Brief:
Restate the records in their entirety, word for word.

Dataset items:
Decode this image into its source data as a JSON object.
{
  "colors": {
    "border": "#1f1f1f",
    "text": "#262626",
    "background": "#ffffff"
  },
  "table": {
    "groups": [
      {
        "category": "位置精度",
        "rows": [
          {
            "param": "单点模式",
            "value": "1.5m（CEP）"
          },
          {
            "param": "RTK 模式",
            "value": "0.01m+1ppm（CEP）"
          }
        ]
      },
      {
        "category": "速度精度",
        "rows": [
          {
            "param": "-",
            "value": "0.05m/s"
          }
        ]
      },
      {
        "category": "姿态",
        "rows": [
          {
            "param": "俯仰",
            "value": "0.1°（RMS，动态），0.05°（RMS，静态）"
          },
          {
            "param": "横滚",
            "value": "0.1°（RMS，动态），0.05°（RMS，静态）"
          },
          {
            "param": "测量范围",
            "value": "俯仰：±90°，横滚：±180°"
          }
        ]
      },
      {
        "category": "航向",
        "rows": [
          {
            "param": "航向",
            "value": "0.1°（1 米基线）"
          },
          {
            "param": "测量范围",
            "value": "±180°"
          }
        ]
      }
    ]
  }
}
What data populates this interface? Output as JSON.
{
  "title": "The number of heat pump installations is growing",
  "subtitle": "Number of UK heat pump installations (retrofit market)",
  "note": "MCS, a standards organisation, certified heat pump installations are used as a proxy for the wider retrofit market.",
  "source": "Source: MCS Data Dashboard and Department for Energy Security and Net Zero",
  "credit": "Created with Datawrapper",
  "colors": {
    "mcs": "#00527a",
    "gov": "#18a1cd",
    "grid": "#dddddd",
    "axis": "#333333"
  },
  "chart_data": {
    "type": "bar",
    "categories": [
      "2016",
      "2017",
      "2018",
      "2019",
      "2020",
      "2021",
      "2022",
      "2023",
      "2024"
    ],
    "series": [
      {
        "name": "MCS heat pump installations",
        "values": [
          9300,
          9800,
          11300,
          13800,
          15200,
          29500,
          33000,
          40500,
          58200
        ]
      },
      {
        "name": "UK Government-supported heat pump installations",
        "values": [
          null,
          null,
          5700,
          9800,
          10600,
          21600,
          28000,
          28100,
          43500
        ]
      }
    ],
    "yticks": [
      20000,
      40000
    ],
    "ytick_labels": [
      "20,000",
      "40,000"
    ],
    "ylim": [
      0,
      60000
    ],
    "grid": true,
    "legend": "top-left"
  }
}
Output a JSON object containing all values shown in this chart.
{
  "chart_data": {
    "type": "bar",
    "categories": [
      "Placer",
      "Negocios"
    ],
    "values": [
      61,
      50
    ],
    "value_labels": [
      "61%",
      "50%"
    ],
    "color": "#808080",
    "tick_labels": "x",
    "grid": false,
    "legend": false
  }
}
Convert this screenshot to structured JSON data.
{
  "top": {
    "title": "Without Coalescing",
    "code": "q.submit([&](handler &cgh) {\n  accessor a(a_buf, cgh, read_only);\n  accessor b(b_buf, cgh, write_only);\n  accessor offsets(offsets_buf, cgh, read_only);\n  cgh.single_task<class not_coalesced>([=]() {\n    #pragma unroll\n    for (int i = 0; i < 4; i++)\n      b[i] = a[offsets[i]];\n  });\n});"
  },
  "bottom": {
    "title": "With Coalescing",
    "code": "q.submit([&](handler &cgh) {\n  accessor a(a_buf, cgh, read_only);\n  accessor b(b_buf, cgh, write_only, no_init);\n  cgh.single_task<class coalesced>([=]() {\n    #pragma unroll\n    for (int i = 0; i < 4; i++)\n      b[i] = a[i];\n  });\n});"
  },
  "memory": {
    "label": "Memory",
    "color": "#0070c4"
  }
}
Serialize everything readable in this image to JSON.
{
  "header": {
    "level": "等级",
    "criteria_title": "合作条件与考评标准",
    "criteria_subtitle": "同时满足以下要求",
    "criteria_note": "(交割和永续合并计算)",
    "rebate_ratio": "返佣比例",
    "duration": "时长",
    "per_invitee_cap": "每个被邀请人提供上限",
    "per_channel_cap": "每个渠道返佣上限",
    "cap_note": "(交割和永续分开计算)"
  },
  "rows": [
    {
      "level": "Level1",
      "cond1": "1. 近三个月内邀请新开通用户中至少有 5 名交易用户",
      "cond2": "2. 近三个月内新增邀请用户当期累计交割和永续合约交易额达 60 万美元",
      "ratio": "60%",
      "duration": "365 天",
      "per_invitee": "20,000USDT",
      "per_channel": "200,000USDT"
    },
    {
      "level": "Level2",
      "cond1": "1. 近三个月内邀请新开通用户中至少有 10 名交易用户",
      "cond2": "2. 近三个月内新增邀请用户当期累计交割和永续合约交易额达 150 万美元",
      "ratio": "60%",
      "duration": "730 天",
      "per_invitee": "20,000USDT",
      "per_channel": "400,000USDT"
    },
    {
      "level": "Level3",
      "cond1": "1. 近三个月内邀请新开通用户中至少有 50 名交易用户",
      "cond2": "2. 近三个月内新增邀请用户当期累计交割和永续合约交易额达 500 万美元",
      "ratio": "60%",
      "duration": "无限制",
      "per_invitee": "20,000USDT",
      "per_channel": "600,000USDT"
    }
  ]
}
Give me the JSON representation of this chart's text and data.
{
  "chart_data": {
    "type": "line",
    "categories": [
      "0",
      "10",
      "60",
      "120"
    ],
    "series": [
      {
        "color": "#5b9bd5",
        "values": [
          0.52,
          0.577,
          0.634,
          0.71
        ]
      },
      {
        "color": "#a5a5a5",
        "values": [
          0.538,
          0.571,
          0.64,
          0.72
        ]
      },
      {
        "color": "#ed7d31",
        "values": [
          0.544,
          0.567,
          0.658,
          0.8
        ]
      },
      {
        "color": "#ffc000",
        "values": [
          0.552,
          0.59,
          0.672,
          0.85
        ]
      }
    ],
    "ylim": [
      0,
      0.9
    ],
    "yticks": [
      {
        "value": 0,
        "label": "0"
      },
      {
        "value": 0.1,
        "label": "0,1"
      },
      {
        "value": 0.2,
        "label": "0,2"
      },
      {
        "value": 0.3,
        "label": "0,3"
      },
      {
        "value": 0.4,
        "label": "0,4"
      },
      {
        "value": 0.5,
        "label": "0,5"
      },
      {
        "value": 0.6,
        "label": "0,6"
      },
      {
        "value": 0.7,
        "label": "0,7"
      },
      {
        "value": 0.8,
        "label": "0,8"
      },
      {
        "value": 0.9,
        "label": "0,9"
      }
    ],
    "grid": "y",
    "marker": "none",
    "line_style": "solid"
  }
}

The answer:
Decode this image into its source data as a JSON object.
{
  "colors": {
    "border": "#1f1f1f",
    "text": "#262626",
    "background": "#ffffff"
  },
  "table": {
    "groups": [
      {
        "category": "位置精度",
        "rows": [
          {
            "param": "单点模式",
            "value": "1.5m（CEP）"
          },
          {
            "param": "RTK 模式",
            "value": "0.01m+1ppm（CEP）"
          }
        ]
      },
      {
        "category": "速度精度",
        "rows": [
          {
            "param": "-",
            "value": "0.05m/s"
          }
        ]
      },
      {
        "category": "姿态",
        "rows": [
          {
            "param": "俯仰",
            "value": "0.1°（RMS，动态），0.05°（RMS，静态）"
          },
          {
            "param": "横滚",
            "value": "0.1°（RMS，动态），0.05°（RMS，静态）"
          },
          {
            "param": "测量范围",
            "value": "俯仰：±90°，横滚：±180°"
          }
        ]
      },
      {
        "category": "航向",
        "rows": [
          {
            "param": "航向",
            "value": "0.1°（1 米基线）"
          },
          {
            "param": "测量范围",
            "value": "±180°"
          }
        ]
      }
    ]
  }
}
What data populates this interface? Output as JSON.
{
  "title": "The number of heat pump installations is growing",
  "subtitle": "Number of UK heat pump installations (retrofit market)",
  "note": "MCS, a standards organisation, certified heat pump installations are used as a proxy for the wider retrofit market.",
  "source": "Source: MCS Data Dashboard and Department for Energy Security and Net Zero",
  "credit": "Created with Datawrapper",
  "colors": {
    "mcs": "#00527a",
    "gov": "#18a1cd",
    "grid": "#dddddd",
    "axis": "#333333"
  },
  "chart_data": {
    "type": "bar",
    "categories": [
      "2016",
      "2017",
      "2018",
      "2019",
      "2020",
      "2021",
      "2022",
      "2023",
      "2024"
    ],
    "series": [
      {
        "name": "MCS heat pump installations",
        "values": [
          9300,
          9800,
          11300,
          13800,
          15200,
          29500,
          33000,
          40500,
          58200
        ]
      },
      {
        "name": "UK Government-supported heat pump installations",
        "values": [
          null,
          null,
          5700,
          9800,
          10600,
          21600,
          28000,
          28100,
          43500
        ]
      }
    ],
    "yticks": [
      20000,
      40000
    ],
    "ytick_labels": [
      "20,000",
      "40,000"
    ],
    "ylim": [
      0,
      60000
    ],
    "grid": true,
    "legend": "top-left"
  }
}
Output a JSON object containing all values shown in this chart.
{
  "chart_data": {
    "type": "bar",
    "categories": [
      "Placer",
      "Negocios"
    ],
    "values": [
      61,
      50
    ],
    "value_labels": [
      "61%",
      "50%"
    ],
    "color": "#808080",
    "tick_labels": "x",
    "grid": false,
    "legend": false
  }
}
Convert this screenshot to structured JSON data.
{
  "top": {
    "title": "Without Coalescing",
    "code": "q.submit([&](handler &cgh) {\n  accessor a(a_buf, cgh, read_only);\n  accessor b(b_buf, cgh, write_only);\n  accessor offsets(offsets_buf, cgh, read_only);\n  cgh.single_task<class not_coalesced>([=]() {\n    #pragma unroll\n    for (int i = 0; i < 4; i++)\n      b[i] = a[offsets[i]];\n  });\n});"
  },
  "bottom": {
    "title": "With Coalescing",
    "code": "q.submit([&](handler &cgh) {\n  accessor a(a_buf, cgh, read_only);\n  accessor b(b_buf, cgh, write_only, no_init);\n  cgh.single_task<class coalesced>([=]() {\n    #pragma unroll\n    for (int i = 0; i < 4; i++)\n      b[i] = a[i];\n  });\n});"
  },
  "memory": {
    "label": "Memory",
    "color": "#0070c4"
  }
}
Serialize everything readable in this image to JSON.
{
  "header": {
    "level": "等级",
    "criteria_title": "合作条件与考评标准",
    "criteria_subtitle": "同时满足以下要求",
    "criteria_note": "(交割和永续合并计算)",
    "rebate_ratio": "返佣比例",
    "duration": "时长",
    "per_invitee_cap": "每个被邀请人提供上限",
    "per_channel_cap": "每个渠道返佣上限",
    "cap_note": "(交割和永续分开计算)"
  },
  "rows": [
    {
      "level": "Level1",
      "cond1": "1. 近三个月内邀请新开通用户中至少有 5 名交易用户",
      "cond2": "2. 近三个月内新增邀请用户当期累计交割和永续合约交易额达 60 万美元",
      "ratio": "60%",
      "duration": "365 天",
      "per_invitee": "20,000USDT",
      "per_channel": "200,000USDT"
    },
    {
      "level": "Level2",
      "cond1": "1. 近三个月内邀请新开通用户中至少有 10 名交易用户",
      "cond2": "2. 近三个月内新增邀请用户当期累计交割和永续合约交易额达 150 万美元",
      "ratio": "60%",
      "duration": "730 天",
      "per_invitee": "20,000USDT",
      "per_channel": "400,000USDT"
    },
    {
      "level": "Level3",
      "cond1": "1. 近三个月内邀请新开通用户中至少有 50 名交易用户",
      "cond2": "2. 近三个月内新增邀请用户当期累计交割和永续合约交易额达 500 万美元",
      "ratio": "60%",
      "duration": "无限制",
      "per_invitee": "20,000USDT",
      "per_channel": "600,000USDT"
    }
  ]
}
Give me the JSON representation of this chart's text and data.
{
  "chart_data": {
    "type": "line",
    "categories": [
      "0",
      "10",
      "60",
      "120"
    ],
    "series": [
      {
        "color": "#5b9bd5",
        "values": [
          0.52,
          0.577,
          0.634,
          0.71
        ]
      },
      {
        "color": "#a5a5a5",
        "values": [
          0.538,
          0.571,
          0.64,
          0.72
        ]
      },
      {
        "color": "#ed7d31",
        "values": [
          0.544,
          0.567,
          0.658,
          0.8
        ]
      },
      {
        "color": "#ffc000",
        "values": [
          0.552,
          0.59,
          0.672,
          0.85
        ]
      }
    ],
    "ylim": [
      0,
      0.9
    ],
    "yticks": [
      {
        "value": 0,
        "label": "0"
      },
      {
        "value": 0.1,
        "label": "0,1"
      },
      {
        "value": 0.2,
        "label": "0,2"
      },
      {
        "value": 0.3,
        "label": "0,3"
      },
      {
        "value": 0.4,
        "label": "0,4"
      },
      {
        "value": 0.5,
        "label": "0,5"
      },
      {
        "value": 0.6,
        "label": "0,6"
      },
      {
        "value": 0.7,
        "label": "0,7"
      },
      {
        "value": 0.8,
        "label": "0,8"
      },
      {
        "value": 0.9,
        "label": "0,9"
      }
    ],
    "grid": "y",
    "marker": "none",
    "line_style": "solid"
  }
}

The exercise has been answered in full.